Each line of the listing that contains the word "Ions" is to be copied.

--------

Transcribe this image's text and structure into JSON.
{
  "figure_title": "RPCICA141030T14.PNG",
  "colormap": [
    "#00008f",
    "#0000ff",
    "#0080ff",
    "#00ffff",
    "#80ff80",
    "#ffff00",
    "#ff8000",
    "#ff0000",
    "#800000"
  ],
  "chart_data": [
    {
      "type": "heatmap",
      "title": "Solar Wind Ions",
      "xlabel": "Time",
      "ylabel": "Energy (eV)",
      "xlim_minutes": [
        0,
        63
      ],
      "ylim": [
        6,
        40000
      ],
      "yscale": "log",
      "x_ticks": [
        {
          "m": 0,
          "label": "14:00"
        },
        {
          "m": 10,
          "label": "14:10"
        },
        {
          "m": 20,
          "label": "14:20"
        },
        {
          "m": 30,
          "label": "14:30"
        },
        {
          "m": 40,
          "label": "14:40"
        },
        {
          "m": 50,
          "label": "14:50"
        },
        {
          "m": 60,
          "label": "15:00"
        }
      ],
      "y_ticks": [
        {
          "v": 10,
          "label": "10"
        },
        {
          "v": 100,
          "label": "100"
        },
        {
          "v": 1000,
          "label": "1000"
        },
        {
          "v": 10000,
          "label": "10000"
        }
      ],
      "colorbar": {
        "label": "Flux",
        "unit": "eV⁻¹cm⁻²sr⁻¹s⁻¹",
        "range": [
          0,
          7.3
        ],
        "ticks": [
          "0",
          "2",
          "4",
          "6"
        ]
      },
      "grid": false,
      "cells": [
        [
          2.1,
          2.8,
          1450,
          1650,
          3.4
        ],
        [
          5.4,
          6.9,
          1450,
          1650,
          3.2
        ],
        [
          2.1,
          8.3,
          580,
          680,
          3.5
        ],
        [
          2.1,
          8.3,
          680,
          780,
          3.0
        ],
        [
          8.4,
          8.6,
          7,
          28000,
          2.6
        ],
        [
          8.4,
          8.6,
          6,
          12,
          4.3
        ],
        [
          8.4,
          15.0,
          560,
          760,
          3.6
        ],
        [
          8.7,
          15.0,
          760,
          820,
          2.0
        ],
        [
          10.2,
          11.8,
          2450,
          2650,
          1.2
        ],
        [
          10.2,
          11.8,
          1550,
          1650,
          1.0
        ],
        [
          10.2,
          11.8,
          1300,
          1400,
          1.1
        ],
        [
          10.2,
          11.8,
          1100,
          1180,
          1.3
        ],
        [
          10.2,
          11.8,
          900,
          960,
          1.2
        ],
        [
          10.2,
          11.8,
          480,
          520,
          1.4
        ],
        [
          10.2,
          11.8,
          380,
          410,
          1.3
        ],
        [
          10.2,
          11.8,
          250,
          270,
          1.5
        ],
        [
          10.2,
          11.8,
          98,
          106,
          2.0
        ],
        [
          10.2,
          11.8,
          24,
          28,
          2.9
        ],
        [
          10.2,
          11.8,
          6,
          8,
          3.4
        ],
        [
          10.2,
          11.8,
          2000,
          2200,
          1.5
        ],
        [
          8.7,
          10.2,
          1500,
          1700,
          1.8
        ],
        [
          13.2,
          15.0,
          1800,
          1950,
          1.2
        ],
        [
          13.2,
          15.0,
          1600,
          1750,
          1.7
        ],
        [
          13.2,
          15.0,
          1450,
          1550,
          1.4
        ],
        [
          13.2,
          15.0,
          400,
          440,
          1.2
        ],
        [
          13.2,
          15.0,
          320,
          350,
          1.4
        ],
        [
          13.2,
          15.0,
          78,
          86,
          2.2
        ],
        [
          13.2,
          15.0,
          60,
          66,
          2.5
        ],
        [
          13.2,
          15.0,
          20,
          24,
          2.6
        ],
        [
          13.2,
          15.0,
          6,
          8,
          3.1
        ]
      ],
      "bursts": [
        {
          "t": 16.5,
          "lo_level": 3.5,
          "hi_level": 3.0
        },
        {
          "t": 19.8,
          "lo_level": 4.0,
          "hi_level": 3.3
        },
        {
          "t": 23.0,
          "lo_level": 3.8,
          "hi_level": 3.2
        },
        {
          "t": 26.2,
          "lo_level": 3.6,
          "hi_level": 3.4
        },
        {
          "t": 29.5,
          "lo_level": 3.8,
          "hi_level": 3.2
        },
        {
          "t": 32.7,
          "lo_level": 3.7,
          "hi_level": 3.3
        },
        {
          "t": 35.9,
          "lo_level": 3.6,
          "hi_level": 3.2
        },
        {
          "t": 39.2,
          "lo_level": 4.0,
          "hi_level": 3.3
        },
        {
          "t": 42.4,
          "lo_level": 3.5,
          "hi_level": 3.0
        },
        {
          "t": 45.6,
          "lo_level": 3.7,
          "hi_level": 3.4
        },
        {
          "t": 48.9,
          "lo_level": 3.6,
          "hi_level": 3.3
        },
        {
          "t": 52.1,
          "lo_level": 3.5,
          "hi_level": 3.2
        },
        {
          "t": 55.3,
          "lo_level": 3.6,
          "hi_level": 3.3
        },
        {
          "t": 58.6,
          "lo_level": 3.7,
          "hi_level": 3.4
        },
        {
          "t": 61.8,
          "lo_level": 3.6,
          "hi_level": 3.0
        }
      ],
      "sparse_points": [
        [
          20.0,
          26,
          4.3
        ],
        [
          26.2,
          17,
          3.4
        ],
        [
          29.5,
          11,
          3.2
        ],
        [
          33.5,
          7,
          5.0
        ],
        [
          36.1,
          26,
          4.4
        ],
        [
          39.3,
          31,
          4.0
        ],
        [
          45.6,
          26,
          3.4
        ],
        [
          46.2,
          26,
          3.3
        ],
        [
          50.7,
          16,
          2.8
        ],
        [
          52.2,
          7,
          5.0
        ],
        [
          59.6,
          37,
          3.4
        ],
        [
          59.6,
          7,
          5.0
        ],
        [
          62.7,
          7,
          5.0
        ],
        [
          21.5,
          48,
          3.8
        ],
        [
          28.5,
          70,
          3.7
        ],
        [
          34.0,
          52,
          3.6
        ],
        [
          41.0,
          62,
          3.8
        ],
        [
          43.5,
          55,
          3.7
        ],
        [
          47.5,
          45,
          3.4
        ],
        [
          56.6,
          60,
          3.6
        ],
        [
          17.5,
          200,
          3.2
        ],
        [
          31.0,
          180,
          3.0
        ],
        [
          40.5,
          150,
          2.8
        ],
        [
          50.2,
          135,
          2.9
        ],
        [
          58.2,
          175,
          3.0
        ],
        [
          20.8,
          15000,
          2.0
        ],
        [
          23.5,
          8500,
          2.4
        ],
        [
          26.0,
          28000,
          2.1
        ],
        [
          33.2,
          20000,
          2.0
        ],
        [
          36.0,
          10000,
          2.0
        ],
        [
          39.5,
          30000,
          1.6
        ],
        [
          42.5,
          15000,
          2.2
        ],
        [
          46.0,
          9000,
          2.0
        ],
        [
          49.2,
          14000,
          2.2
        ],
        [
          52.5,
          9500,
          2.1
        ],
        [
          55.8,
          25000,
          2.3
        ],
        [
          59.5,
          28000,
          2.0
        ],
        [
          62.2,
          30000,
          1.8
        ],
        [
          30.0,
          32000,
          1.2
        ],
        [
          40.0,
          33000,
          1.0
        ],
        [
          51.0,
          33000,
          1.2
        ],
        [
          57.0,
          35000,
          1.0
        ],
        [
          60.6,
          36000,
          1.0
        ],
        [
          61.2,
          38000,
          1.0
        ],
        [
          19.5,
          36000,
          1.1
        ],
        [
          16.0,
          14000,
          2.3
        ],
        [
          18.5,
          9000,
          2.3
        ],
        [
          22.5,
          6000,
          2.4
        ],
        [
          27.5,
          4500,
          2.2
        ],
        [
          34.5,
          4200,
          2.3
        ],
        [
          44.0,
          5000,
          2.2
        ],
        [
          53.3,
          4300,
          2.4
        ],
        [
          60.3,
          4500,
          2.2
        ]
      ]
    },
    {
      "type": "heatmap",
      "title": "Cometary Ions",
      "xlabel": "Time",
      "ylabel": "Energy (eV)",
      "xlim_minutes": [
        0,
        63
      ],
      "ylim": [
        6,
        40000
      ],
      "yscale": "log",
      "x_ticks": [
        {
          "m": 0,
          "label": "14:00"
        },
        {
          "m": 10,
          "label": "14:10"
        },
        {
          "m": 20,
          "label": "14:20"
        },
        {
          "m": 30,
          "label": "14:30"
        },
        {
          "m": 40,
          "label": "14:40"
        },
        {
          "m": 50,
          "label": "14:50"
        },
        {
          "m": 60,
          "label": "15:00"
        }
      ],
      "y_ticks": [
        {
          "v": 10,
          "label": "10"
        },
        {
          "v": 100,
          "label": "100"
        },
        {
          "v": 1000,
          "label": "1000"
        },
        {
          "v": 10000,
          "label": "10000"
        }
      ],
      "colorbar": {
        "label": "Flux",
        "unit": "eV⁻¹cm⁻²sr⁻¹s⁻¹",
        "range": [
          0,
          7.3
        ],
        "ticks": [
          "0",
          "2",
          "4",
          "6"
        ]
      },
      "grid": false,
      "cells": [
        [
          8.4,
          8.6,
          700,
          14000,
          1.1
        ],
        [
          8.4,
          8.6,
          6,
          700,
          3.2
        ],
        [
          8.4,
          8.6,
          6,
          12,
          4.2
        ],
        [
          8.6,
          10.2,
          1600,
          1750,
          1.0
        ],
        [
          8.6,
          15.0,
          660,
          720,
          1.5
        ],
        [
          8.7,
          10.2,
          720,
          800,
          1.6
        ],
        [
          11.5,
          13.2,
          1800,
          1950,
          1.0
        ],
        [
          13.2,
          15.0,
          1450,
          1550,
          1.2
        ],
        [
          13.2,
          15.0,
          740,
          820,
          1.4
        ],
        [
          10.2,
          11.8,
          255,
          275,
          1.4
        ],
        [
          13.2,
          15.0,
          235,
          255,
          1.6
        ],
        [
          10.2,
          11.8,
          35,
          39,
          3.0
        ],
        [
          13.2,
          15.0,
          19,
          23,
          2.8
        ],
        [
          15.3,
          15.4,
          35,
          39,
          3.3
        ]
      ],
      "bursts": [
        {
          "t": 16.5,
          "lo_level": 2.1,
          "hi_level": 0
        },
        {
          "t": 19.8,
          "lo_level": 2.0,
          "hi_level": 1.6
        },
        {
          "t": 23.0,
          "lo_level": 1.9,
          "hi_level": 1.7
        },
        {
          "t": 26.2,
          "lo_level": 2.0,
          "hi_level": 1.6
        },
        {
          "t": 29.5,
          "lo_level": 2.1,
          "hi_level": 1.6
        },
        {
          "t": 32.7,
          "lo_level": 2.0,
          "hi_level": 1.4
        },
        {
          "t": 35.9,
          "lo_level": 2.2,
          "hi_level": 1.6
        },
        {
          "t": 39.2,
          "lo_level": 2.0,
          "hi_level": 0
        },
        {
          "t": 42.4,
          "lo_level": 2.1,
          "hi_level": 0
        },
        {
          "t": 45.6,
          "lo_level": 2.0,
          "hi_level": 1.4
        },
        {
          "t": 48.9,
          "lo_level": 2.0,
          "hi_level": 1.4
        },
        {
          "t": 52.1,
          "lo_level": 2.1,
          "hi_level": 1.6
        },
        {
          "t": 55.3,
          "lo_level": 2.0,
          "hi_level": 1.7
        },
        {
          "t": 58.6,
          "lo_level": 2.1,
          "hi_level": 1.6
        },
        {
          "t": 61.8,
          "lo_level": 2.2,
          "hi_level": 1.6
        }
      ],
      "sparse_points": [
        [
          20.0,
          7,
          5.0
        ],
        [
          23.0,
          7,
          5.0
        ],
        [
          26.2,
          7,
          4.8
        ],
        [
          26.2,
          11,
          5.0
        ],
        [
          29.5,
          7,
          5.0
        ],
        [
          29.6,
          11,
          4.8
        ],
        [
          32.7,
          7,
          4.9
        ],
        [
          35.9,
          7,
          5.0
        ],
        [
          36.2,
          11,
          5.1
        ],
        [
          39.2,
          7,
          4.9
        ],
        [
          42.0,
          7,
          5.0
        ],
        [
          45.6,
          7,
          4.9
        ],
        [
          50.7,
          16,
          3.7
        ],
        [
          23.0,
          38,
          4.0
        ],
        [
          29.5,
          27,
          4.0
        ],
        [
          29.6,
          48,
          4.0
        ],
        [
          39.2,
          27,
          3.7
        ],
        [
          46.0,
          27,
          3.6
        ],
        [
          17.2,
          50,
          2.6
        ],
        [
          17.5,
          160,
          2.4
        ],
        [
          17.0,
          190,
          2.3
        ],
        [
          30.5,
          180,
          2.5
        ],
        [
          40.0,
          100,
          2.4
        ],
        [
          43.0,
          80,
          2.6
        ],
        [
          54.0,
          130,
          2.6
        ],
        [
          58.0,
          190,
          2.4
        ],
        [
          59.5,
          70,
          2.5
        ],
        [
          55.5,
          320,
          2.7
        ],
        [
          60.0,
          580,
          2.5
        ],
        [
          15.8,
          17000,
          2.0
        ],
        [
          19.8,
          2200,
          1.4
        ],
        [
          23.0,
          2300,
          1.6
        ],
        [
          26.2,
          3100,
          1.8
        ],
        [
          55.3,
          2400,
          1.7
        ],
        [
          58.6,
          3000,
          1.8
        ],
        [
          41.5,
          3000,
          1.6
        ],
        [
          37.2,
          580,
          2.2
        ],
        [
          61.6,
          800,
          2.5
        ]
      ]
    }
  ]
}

--------

## [Result of the exercise]
      "title": "Solar Wind Ions",
      "title": "Cometary Ions",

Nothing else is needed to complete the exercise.